Stated goal: Copy whichever lines contain the string "device".
───── Data for this exercise ─────
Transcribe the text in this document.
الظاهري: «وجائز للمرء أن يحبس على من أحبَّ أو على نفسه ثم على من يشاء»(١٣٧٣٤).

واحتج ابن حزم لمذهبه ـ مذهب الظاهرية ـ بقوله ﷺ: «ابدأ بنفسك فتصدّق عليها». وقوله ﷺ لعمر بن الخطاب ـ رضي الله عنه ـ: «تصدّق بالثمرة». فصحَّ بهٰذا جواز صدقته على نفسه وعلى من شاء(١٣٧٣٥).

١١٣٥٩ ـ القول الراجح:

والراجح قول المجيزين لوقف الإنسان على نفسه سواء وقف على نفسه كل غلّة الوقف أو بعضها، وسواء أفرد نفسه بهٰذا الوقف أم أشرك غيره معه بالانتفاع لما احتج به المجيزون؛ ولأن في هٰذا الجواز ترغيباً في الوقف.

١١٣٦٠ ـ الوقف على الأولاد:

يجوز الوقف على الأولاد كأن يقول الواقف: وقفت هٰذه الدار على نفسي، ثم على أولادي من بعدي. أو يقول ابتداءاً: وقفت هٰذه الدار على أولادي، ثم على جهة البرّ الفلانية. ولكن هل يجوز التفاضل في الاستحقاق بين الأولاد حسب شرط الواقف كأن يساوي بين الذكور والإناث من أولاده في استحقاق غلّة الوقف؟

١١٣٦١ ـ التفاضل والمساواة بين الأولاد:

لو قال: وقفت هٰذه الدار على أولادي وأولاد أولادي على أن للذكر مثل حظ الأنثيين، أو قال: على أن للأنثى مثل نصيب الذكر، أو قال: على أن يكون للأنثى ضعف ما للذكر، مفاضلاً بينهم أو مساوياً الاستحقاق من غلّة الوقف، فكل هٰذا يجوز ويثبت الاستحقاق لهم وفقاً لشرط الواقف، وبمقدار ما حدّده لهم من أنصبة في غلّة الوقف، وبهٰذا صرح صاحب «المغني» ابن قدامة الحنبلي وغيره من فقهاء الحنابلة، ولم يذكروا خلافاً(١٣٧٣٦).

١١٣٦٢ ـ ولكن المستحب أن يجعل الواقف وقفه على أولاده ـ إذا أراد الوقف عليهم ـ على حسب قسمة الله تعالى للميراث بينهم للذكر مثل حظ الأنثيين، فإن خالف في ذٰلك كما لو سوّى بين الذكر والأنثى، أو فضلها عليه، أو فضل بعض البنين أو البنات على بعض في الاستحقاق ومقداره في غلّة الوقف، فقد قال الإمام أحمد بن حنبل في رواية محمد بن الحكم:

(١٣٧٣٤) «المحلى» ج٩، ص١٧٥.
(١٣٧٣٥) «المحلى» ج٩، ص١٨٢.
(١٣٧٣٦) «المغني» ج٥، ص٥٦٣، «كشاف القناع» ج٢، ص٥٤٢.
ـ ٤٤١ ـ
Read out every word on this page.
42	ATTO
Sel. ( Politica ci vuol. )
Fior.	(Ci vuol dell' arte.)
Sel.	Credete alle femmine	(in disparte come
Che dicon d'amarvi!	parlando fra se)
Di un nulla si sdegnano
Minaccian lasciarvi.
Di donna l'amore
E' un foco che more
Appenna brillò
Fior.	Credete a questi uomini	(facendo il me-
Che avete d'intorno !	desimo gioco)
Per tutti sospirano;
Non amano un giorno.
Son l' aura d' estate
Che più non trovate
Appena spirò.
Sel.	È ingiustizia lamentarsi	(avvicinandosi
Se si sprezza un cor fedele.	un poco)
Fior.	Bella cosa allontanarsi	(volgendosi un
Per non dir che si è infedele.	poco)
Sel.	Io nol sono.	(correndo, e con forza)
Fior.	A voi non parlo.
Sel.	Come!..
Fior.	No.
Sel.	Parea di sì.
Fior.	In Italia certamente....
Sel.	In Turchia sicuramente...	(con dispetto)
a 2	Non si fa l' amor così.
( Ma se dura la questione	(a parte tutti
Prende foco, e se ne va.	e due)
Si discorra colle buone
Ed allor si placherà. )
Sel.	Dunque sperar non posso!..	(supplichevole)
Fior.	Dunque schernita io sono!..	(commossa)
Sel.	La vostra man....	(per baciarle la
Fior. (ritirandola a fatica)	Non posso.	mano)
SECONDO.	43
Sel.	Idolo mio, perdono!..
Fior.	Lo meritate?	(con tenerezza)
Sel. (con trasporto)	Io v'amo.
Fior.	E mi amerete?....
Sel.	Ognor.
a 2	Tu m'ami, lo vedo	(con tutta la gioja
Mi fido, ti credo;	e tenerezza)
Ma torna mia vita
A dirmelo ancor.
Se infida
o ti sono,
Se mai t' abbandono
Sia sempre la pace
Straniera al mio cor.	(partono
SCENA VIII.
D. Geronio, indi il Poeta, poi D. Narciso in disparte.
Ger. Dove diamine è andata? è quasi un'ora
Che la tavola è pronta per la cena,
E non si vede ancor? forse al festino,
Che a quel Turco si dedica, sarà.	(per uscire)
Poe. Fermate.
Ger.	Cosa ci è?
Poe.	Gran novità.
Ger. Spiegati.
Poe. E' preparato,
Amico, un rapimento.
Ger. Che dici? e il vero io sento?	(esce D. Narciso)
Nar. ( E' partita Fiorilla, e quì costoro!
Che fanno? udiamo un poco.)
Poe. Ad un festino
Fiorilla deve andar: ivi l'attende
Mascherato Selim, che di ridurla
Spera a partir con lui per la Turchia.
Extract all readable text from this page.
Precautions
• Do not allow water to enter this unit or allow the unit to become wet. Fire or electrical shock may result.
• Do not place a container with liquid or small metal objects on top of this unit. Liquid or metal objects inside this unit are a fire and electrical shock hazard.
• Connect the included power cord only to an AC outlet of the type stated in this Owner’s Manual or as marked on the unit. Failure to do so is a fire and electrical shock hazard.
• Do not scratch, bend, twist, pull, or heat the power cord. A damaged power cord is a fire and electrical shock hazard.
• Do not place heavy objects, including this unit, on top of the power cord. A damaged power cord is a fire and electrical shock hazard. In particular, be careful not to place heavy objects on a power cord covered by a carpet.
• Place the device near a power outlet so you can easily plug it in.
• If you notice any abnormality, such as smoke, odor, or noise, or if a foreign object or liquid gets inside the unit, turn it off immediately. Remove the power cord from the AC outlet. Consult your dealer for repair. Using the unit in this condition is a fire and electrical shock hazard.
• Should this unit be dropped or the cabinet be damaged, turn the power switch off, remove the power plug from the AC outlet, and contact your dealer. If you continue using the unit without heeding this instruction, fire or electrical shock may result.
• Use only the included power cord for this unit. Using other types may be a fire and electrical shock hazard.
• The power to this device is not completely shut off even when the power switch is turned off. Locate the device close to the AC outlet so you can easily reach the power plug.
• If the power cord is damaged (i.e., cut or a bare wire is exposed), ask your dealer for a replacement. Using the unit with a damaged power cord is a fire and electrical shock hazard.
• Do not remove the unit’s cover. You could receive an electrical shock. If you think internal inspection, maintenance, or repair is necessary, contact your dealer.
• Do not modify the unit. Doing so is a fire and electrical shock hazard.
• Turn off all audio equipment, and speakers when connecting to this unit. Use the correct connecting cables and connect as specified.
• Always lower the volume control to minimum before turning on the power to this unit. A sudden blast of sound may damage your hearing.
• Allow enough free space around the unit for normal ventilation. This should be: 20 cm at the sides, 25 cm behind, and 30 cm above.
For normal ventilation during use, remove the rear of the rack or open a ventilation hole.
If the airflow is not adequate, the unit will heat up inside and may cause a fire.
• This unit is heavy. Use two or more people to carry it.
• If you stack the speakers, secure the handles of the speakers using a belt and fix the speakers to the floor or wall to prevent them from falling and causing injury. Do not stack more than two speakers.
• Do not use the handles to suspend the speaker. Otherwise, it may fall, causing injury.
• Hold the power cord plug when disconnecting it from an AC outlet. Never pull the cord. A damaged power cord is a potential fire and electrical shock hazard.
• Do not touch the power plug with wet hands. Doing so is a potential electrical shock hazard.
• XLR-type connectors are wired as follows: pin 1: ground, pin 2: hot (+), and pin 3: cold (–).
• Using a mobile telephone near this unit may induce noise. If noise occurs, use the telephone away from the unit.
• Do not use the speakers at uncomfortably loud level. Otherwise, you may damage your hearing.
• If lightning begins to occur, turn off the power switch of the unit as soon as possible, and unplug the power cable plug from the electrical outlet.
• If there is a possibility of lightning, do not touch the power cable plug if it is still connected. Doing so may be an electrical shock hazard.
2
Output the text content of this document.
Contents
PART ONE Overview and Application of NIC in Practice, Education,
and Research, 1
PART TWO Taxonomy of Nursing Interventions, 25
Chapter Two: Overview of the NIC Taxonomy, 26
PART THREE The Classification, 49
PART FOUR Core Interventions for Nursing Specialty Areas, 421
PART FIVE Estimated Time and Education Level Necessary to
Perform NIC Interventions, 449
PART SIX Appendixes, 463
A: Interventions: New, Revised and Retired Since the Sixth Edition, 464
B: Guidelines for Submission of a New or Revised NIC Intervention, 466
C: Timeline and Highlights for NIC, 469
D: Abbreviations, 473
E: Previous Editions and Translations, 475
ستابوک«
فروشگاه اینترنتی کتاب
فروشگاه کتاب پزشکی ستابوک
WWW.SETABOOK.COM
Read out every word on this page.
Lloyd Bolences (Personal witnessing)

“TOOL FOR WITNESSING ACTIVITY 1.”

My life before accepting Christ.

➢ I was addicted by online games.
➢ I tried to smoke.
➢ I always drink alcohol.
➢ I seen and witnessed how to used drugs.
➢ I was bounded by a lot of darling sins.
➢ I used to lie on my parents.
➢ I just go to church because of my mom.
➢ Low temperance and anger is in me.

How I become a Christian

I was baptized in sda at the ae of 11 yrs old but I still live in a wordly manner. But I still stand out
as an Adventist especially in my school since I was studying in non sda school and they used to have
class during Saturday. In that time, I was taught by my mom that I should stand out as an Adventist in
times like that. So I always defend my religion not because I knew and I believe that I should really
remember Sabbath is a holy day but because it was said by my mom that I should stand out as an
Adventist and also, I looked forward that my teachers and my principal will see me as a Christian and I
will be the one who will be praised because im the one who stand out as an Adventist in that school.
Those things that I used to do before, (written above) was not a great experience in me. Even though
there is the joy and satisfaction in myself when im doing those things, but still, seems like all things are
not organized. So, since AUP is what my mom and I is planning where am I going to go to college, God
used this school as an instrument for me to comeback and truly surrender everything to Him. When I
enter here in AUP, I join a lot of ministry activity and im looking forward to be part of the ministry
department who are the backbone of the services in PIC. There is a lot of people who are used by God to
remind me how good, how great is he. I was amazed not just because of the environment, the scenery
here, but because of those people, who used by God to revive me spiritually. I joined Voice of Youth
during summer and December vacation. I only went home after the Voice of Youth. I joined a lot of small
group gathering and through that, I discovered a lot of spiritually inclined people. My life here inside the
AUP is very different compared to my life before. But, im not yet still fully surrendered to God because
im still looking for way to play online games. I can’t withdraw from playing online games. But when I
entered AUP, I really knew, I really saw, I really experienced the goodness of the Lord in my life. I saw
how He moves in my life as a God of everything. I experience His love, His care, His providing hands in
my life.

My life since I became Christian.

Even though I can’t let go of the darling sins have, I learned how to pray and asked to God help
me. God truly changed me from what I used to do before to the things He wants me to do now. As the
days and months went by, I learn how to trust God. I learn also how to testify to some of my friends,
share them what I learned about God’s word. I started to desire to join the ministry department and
─────
Correct answer:
• Place the device near a power outlet so you can easily plug it in.
• The power to this device is not completely shut off even when the power switch is turned off. Locate the device close to the AC outlet so you can easily reach the power plug.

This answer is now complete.